>> Start DATA SUPPLIED

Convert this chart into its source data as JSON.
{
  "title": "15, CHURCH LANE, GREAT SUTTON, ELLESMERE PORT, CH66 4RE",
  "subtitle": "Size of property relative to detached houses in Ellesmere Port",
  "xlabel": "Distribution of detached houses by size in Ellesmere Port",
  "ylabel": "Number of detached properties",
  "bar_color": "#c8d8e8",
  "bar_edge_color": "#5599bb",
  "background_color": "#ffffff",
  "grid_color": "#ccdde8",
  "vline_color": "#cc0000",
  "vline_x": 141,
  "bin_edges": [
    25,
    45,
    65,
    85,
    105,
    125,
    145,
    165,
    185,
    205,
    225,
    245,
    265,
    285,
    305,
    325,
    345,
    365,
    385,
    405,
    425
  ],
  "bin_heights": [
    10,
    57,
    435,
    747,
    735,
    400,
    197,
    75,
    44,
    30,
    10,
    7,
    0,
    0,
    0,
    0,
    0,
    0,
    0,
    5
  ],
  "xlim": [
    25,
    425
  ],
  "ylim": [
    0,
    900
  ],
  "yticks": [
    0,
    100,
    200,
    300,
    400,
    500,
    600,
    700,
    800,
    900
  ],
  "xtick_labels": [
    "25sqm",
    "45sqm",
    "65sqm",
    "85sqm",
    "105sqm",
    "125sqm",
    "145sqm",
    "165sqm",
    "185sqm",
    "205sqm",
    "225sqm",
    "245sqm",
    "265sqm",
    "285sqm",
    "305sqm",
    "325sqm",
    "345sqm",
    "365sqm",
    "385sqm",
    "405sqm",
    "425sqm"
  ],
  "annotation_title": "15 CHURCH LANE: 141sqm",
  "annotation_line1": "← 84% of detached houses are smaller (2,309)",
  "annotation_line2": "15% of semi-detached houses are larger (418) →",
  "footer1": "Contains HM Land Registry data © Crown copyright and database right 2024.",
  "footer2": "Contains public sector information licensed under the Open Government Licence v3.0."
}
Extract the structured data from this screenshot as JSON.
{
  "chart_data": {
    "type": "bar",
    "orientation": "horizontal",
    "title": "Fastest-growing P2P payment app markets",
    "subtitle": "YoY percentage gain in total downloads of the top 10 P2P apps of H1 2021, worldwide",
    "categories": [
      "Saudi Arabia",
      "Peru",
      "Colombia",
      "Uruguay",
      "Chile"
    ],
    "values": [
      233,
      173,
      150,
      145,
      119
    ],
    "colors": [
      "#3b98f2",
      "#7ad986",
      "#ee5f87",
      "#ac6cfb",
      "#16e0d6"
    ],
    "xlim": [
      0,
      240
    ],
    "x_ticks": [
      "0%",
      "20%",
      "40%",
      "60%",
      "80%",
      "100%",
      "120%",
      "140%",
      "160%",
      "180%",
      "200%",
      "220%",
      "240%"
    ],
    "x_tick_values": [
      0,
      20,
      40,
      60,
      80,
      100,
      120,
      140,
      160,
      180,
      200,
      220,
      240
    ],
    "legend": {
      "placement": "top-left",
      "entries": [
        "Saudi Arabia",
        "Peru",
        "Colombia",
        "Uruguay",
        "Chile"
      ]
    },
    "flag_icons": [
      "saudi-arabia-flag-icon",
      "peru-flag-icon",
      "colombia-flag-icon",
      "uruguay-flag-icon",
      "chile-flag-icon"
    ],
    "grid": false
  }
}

>> End DATA SUPPLIED

> _EXERCISE AIM_
In the entries above, find each line with the string "this" and copy it.

> _RESPONSE BELOW_
Convert this chart into its source data as JSON.
Extract the structured data from this screenshot as JSON.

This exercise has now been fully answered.